• Request
Please output the records from the line with "Patent image size: (918, 676)." up to and including the line with "The hinge housing 119 is at (353, 342)." as a numbered list, omitting blank lines.

>> START Material

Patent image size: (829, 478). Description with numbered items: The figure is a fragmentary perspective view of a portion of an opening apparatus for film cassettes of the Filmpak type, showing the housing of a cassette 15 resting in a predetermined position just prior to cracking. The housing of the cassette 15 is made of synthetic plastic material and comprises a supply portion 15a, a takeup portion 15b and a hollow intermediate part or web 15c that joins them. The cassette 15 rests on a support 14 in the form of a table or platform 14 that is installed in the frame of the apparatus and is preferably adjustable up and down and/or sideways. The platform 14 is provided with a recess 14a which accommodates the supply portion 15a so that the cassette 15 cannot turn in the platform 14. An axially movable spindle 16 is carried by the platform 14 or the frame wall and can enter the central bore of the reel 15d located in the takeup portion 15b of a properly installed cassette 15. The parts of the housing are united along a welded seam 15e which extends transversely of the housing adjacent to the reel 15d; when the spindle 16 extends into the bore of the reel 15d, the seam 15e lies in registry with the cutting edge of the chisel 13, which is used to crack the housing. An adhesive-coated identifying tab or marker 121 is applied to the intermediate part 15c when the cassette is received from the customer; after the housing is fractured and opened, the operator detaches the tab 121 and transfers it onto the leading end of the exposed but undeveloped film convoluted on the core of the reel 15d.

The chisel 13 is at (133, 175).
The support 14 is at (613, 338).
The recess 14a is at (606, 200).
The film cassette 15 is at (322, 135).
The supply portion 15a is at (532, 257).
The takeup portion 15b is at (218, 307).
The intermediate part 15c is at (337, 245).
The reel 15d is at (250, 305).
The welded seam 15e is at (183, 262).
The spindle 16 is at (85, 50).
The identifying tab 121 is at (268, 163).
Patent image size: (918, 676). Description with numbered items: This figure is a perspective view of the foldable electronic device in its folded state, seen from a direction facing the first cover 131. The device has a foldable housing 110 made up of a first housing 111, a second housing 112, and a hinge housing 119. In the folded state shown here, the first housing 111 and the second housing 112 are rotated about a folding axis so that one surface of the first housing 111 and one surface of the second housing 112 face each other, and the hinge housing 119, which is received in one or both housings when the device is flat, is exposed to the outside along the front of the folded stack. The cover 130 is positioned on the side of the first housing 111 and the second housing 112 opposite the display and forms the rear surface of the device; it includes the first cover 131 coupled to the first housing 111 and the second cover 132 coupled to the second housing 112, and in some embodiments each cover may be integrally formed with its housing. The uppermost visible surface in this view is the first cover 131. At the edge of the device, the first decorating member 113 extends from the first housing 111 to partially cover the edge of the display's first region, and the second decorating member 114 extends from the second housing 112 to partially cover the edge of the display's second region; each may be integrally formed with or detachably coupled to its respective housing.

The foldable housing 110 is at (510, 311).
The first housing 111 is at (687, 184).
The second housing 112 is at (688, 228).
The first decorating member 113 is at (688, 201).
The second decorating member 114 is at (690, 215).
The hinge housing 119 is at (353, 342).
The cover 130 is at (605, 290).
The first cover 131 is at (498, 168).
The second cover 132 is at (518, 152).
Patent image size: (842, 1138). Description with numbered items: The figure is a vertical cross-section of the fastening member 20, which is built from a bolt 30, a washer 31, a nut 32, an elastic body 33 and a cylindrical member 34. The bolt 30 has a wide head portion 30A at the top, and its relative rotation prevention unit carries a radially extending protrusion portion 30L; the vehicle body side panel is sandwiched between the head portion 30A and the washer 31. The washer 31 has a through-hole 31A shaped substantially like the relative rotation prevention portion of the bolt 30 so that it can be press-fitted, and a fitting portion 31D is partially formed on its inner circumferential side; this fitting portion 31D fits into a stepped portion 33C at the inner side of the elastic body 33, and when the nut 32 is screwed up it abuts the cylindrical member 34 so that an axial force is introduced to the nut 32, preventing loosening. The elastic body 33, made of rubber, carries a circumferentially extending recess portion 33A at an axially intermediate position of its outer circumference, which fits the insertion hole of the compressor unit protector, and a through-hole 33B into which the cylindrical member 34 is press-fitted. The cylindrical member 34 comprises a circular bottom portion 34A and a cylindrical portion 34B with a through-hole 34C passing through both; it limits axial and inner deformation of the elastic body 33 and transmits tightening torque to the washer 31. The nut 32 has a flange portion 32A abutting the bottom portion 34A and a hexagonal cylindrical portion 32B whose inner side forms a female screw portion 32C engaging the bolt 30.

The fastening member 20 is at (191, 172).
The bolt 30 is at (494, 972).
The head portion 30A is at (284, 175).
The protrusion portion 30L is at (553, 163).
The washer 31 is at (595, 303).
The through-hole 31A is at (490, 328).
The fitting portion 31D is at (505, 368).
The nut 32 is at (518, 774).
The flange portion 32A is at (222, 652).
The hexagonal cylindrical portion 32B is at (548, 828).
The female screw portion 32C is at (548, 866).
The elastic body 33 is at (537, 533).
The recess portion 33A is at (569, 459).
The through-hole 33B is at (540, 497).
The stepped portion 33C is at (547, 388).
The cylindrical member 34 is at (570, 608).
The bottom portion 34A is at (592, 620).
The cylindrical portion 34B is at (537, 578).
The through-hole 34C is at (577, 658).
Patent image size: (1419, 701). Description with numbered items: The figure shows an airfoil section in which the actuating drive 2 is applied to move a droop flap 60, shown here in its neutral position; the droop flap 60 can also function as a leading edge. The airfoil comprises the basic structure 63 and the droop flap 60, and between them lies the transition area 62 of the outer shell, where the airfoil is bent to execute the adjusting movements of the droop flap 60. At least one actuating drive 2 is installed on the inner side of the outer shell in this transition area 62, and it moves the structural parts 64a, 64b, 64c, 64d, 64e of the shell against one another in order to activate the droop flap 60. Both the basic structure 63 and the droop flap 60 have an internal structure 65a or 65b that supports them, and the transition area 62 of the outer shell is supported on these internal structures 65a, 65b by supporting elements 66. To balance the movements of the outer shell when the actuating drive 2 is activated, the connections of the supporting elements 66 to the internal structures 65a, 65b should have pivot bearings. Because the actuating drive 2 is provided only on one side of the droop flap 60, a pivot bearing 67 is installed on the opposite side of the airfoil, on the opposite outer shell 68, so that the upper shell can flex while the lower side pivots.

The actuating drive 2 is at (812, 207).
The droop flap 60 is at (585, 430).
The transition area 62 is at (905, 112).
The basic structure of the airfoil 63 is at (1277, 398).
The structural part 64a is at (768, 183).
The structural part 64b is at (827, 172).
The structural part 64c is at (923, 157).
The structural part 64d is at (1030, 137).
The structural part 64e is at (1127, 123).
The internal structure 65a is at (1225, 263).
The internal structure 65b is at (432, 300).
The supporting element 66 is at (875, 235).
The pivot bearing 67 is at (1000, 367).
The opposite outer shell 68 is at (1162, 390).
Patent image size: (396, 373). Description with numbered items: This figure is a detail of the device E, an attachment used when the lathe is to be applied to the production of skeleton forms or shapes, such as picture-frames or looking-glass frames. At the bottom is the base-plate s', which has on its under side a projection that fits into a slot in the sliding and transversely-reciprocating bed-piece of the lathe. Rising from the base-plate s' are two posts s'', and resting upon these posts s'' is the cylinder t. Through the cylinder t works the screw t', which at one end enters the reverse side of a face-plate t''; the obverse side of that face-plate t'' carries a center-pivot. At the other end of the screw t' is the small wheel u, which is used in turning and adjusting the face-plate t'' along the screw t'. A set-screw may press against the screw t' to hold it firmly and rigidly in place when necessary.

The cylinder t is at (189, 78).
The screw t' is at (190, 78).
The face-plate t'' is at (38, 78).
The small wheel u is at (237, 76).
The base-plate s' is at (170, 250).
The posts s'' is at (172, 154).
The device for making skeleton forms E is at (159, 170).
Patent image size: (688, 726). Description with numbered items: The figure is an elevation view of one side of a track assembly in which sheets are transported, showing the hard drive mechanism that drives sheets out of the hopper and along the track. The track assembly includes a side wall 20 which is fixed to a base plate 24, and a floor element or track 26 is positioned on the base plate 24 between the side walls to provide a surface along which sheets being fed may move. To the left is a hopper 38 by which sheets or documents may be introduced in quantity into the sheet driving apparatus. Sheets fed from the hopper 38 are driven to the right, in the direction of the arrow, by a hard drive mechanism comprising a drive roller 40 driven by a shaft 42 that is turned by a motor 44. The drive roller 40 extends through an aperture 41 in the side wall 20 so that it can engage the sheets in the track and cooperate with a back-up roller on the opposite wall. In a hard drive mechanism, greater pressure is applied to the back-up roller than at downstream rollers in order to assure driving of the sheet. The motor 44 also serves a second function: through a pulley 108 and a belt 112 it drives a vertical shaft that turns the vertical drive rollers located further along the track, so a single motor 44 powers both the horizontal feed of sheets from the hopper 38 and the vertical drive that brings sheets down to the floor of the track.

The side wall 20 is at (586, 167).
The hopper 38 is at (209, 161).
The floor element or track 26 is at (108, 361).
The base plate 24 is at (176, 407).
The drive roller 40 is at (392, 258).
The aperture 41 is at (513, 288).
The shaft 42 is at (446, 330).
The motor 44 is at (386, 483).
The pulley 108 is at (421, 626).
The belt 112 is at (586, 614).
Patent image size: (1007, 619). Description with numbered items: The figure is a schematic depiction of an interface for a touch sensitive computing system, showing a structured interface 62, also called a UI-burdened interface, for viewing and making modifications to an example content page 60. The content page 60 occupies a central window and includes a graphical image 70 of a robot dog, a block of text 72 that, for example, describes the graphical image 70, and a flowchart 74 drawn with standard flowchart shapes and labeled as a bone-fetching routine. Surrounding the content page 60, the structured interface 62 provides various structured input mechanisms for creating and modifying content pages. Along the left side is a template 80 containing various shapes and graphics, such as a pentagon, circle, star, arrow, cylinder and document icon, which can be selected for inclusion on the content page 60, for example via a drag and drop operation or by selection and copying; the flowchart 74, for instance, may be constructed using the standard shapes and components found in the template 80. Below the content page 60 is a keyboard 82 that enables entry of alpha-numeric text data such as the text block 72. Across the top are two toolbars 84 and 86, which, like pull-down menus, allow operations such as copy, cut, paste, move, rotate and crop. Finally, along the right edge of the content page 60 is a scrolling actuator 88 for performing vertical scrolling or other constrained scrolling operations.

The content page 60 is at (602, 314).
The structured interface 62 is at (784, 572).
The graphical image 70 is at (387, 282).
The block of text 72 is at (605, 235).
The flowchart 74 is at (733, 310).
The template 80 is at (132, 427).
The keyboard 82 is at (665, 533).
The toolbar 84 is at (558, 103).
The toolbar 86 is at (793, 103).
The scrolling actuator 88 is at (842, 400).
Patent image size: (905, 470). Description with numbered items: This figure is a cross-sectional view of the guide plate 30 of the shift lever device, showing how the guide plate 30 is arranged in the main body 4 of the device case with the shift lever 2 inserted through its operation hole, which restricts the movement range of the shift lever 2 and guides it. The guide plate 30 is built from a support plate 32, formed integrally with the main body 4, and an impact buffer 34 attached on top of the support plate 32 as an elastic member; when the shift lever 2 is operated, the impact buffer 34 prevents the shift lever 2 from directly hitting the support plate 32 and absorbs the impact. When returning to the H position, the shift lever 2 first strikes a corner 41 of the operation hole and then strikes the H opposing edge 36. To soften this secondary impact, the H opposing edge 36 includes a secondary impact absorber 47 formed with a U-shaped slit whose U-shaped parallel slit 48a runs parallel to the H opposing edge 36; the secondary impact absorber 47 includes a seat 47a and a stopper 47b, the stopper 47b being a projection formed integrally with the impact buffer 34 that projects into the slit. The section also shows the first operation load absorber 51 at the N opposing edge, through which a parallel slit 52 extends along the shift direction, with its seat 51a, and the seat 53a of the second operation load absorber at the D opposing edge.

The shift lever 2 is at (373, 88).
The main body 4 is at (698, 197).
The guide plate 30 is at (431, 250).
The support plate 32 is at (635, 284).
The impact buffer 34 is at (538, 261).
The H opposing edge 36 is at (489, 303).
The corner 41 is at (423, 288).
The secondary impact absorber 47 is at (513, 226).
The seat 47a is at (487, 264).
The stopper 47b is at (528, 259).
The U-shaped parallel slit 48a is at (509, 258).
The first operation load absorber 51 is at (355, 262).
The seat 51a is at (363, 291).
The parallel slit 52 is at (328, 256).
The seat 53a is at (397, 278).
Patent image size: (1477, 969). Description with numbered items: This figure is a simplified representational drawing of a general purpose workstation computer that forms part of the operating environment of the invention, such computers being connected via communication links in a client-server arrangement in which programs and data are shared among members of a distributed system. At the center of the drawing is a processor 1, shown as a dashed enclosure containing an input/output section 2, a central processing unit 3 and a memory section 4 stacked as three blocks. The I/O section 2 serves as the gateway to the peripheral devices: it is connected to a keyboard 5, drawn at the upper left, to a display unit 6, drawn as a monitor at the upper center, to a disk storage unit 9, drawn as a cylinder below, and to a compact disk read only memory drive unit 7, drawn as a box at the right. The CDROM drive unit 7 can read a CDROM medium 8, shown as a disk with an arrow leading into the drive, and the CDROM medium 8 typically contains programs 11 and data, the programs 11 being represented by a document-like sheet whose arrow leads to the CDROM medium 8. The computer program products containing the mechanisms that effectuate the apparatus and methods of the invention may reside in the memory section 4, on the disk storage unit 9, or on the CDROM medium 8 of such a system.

>> END Material

• Task result
1. Patent image size: (918, 676). Description with numbered items: This figure is a perspective view of the foldable electronic device in its folded state, seen from a direction facing the first cover 131. The device has a foldable housing 110 made up of a first housing 111, a second housing 112, and a hinge housing 119. In the folded state shown here, the first housing 111 and the second housing 112 are rotated about a folding axis so that one surface of the first housing 111 and one surface of the second housing 112 face each other, and the hinge housing 119, which is received in one or both housings when the device is flat, is exposed to the outside along the front of the folded stack. The cover 130 is positioned on the side of the first housing 111 and the second housing 112 opposite the display and forms the rear surface of the device; it includes the first cover 131 coupled to the first housing 111 and the second cover 132 coupled to the second housing 112, and in some embodiments each cover may be integrally formed with its housing. The uppermost visible surface in this view is the first cover 131. At the edge of the device, the first decorating member 113 extends from the first housing 111 to partially cover the edge of the display's first region, and the second decorating member 114 extends from the second housing 112 to partially cover the edge of the display's second region; each may be integrally formed with or detachably coupled to its respective housing.
2. The foldable housing 110 is at (510, 311).
3. The first housing 111 is at (687, 184).
4. The second housing 112 is at (688, 228).
5. The first decorating member 113 is at (688, 201).
6. The second decorating member 114 is at (690, 215).
7. The hinge housing 119 is at (353, 342).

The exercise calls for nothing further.